■ **Written exercise**: Your task is to give the data again, exactly, with every line intact.

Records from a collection
---------------

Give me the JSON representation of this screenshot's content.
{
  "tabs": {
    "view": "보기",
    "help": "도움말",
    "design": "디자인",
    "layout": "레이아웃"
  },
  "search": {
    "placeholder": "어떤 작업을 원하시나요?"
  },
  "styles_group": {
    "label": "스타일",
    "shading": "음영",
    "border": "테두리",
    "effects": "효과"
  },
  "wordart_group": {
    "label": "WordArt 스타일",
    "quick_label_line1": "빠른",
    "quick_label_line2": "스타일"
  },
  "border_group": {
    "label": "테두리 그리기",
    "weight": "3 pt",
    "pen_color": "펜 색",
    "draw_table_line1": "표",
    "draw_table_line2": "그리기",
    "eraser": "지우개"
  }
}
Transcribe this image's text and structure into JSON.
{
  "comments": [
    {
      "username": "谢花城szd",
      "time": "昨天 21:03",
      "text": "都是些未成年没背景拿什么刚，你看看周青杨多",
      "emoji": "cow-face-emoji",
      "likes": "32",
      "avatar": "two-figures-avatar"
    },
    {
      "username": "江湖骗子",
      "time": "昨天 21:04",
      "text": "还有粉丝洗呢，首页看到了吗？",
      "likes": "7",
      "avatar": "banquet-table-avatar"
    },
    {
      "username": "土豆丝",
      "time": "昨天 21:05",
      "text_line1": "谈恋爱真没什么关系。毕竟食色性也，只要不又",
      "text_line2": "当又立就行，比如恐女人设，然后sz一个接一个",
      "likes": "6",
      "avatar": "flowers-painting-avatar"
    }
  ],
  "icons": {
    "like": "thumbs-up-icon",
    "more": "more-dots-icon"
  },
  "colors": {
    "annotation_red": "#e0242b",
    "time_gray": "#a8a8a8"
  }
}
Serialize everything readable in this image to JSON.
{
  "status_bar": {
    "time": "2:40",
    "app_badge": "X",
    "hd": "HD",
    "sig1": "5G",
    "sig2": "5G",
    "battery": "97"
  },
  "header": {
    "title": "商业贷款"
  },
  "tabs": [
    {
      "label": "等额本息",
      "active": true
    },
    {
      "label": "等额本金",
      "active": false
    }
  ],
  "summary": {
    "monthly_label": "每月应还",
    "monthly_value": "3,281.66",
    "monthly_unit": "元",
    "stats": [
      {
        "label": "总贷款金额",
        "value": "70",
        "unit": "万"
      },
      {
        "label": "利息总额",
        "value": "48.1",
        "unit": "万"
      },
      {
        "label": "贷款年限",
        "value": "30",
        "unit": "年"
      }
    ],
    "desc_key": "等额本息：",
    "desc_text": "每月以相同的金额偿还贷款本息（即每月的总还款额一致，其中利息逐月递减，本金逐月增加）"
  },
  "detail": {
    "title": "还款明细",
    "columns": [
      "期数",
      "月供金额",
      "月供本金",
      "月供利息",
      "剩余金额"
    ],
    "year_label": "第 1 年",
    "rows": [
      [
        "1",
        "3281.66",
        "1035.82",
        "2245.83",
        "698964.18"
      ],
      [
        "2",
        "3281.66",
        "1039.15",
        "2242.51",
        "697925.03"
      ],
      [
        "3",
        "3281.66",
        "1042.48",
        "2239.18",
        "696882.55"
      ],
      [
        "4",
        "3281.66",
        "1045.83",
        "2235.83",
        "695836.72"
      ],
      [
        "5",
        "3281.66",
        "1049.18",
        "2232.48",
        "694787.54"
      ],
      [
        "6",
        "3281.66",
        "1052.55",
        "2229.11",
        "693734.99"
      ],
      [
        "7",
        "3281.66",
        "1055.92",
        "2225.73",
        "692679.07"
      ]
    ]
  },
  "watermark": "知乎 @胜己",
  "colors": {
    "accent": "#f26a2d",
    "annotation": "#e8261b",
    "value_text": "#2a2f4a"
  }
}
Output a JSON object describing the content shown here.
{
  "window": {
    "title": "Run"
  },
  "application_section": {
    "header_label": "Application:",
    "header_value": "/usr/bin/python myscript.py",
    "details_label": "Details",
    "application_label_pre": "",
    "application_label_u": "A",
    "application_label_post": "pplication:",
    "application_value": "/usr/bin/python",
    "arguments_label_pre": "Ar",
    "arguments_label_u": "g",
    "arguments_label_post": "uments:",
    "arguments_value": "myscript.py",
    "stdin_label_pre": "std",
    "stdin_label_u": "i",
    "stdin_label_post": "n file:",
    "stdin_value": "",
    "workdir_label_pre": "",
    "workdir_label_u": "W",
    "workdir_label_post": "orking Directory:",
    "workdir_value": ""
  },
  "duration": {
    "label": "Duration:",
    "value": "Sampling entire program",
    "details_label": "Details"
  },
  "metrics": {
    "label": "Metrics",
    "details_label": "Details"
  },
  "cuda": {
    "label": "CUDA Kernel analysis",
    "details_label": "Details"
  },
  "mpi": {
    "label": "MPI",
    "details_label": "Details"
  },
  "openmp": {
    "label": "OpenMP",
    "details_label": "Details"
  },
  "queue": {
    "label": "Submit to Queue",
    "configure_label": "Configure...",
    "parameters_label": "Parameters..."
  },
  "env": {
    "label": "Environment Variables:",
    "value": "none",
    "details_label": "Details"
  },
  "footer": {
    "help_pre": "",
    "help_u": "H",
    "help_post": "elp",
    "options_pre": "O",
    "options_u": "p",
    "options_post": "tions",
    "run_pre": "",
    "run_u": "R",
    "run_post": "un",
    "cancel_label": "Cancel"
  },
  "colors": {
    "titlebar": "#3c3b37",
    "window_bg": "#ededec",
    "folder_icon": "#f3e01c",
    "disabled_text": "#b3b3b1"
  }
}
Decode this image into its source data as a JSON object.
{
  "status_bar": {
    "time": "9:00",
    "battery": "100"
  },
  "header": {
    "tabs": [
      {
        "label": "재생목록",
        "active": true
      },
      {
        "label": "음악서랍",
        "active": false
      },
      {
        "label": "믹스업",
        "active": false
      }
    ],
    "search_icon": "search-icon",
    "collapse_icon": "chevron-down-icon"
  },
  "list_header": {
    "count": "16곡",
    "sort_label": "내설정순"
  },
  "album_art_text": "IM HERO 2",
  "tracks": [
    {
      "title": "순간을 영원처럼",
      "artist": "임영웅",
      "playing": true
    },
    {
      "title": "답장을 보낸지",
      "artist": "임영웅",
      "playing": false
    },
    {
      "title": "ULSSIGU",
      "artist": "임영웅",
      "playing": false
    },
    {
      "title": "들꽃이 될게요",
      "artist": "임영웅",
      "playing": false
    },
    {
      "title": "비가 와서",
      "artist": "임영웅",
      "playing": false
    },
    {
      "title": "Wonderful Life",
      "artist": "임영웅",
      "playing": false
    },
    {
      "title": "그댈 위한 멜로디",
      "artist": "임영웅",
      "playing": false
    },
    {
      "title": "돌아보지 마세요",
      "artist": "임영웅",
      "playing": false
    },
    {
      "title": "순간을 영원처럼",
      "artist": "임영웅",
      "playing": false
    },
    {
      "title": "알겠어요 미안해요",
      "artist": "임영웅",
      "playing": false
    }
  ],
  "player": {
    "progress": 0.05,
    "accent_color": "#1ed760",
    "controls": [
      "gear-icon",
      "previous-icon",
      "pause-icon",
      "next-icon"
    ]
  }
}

---------------

■ **The result**:
Give me the JSON representation of this screenshot's content.
{
  "tabs": {
    "view": "보기",
    "help": "도움말",
    "design": "디자인",
    "layout": "레이아웃"
  },
  "search": {
    "placeholder": "어떤 작업을 원하시나요?"
  },
  "styles_group": {
    "label": "스타일",
    "shading": "음영",
    "border": "테두리",
    "effects": "효과"
  },
  "wordart_group": {
    "label": "WordArt 스타일",
    "quick_label_line1": "빠른",
    "quick_label_line2": "스타일"
  },
  "border_group": {
    "label": "테두리 그리기",
    "weight": "3 pt",
    "pen_color": "펜 색",
    "draw_table_line1": "표",
    "draw_table_line2": "그리기",
    "eraser": "지우개"
  }
}
Transcribe this image's text and structure into JSON.
{
  "comments": [
    {
      "username": "谢花城szd",
      "time": "昨天 21:03",
      "text": "都是些未成年没背景拿什么刚，你看看周青杨多",
      "emoji": "cow-face-emoji",
      "likes": "32",
      "avatar": "two-figures-avatar"
    },
    {
      "username": "江湖骗子",
      "time": "昨天 21:04",
      "text": "还有粉丝洗呢，首页看到了吗？",
      "likes": "7",
      "avatar": "banquet-table-avatar"
    },
    {
      "username": "土豆丝",
      "time": "昨天 21:05",
      "text_line1": "谈恋爱真没什么关系。毕竟食色性也，只要不又",
      "text_line2": "当又立就行，比如恐女人设，然后sz一个接一个",
      "likes": "6",
      "avatar": "flowers-painting-avatar"
    }
  ],
  "icons": {
    "like": "thumbs-up-icon",
    "more": "more-dots-icon"
  },
  "colors": {
    "annotation_red": "#e0242b",
    "time_gray": "#a8a8a8"
  }
}
Serialize everything readable in this image to JSON.
{
  "status_bar": {
    "time": "2:40",
    "app_badge": "X",
    "hd": "HD",
    "sig1": "5G",
    "sig2": "5G",
    "battery": "97"
  },
  "header": {
    "title": "商业贷款"
  },
  "tabs": [
    {
      "label": "等额本息",
      "active": true
    },
    {
      "label": "等额本金",
      "active": false
    }
  ],
  "summary": {
    "monthly_label": "每月应还",
    "monthly_value": "3,281.66",
    "monthly_unit": "元",
    "stats": [
      {
        "label": "总贷款金额",
        "value": "70",
        "unit": "万"
      },
      {
        "label": "利息总额",
        "value": "48.1",
        "unit": "万"
      },
      {
        "label": "贷款年限",
        "value": "30",
        "unit": "年"
      }
    ],
    "desc_key": "等额本息：",
    "desc_text": "每月以相同的金额偿还贷款本息（即每月的总还款额一致，其中利息逐月递减，本金逐月增加）"
  },
  "detail": {
    "title": "还款明细",
    "columns": [
      "期数",
      "月供金额",
      "月供本金",
      "月供利息",
      "剩余金额"
    ],
    "year_label": "第 1 年",
    "rows": [
      [
        "1",
        "3281.66",
        "1035.82",
        "2245.83",
        "698964.18"
      ],
      [
        "2",
        "3281.66",
        "1039.15",
        "2242.51",
        "697925.03"
      ],
      [
        "3",
        "3281.66",
        "1042.48",
        "2239.18",
        "696882.55"
      ],
      [
        "4",
        "3281.66",
        "1045.83",
        "2235.83",
        "695836.72"
      ],
      [
        "5",
        "3281.66",
        "1049.18",
        "2232.48",
        "694787.54"
      ],
      [
        "6",
        "3281.66",
        "1052.55",
        "2229.11",
        "693734.99"
      ],
      [
        "7",
        "3281.66",
        "1055.92",
        "2225.73",
        "692679.07"
      ]
    ]
  },
  "watermark": "知乎 @胜己",
  "colors": {
    "accent": "#f26a2d",
    "annotation": "#e8261b",
    "value_text": "#2a2f4a"
  }
}
Output a JSON object describing the content shown here.
{
  "window": {
    "title": "Run"
  },
  "application_section": {
    "header_label": "Application:",
    "header_value": "/usr/bin/python myscript.py",
    "details_label": "Details",
    "application_label_pre": "",
    "application_label_u": "A",
    "application_label_post": "pplication:",
    "application_value": "/usr/bin/python",
    "arguments_label_pre": "Ar",
    "arguments_label_u": "g",
    "arguments_label_post": "uments:",
    "arguments_value": "myscript.py",
    "stdin_label_pre": "std",
    "stdin_label_u": "i",
    "stdin_label_post": "n file:",
    "stdin_value": "",
    "workdir_label_pre": "",
    "workdir_label_u": "W",
    "workdir_label_post": "orking Directory:",
    "workdir_value": ""
  },
  "duration": {
    "label": "Duration:",
    "value": "Sampling entire program",
    "details_label": "Details"
  },
  "metrics": {
    "label": "Metrics",
    "details_label": "Details"
  },
  "cuda": {
    "label": "CUDA Kernel analysis",
    "details_label": "Details"
  },
  "mpi": {
    "label": "MPI",
    "details_label": "Details"
  },
  "openmp": {
    "label": "OpenMP",
    "details_label": "Details"
  },
  "queue": {
    "label": "Submit to Queue",
    "configure_label": "Configure...",
    "parameters_label": "Parameters..."
  },
  "env": {
    "label": "Environment Variables:",
    "value": "none",
    "details_label": "Details"
  },
  "footer": {
    "help_pre": "",
    "help_u": "H",
    "help_post": "elp",
    "options_pre": "O",
    "options_u": "p",
    "options_post": "tions",
    "run_pre": "",
    "run_u": "R",
    "run_post": "un",
    "cancel_label": "Cancel"
  },
  "colors": {
    "titlebar": "#3c3b37",
    "window_bg": "#ededec",
    "folder_icon": "#f3e01c",
    "disabled_text": "#b3b3b1"
  }
}
Decode this image into its source data as a JSON object.
{
  "status_bar": {
    "time": "9:00",
    "battery": "100"
  },
  "header": {
    "tabs": [
      {
        "label": "재생목록",
        "active": true
      },
      {
        "label": "음악서랍",
        "active": false
      },
      {
        "label": "믹스업",
        "active": false
      }
    ],
    "search_icon": "search-icon",
    "collapse_icon": "chevron-down-icon"
  },
  "list_header": {
    "count": "16곡",
    "sort_label": "내설정순"
  },
  "album_art_text": "IM HERO 2",
  "tracks": [
    {
      "title": "순간을 영원처럼",
      "artist": "임영웅",
      "playing": true
    },
    {
      "title": "답장을 보낸지",
      "artist": "임영웅",
      "playing": false
    },
    {
      "title": "ULSSIGU",
      "artist": "임영웅",
      "playing": false
    },
    {
      "title": "들꽃이 될게요",
      "artist": "임영웅",
      "playing": false
    },
    {
      "title": "비가 와서",
      "artist": "임영웅",
      "playing": false
    },
    {
      "title": "Wonderful Life",
      "artist": "임영웅",
      "playing": false
    },
    {
      "title": "그댈 위한 멜로디",
      "artist": "임영웅",
      "playing": false
    },
    {
      "title": "돌아보지 마세요",
      "artist": "임영웅",
      "playing": false
    },
    {
      "title": "순간을 영원처럼",
      "artist": "임영웅",
      "playing": false
    },
    {
      "title": "알겠어요 미안해요",
      "artist": "임영웅",
      "playing": false
    }
  ],
  "player": {
    "progress": 0.05,
    "accent_color": "#1ed760",
    "controls": [
      "gear-icon",
      "previous-icon",
      "pause-icon",
      "next-icon"
    ]
  }
}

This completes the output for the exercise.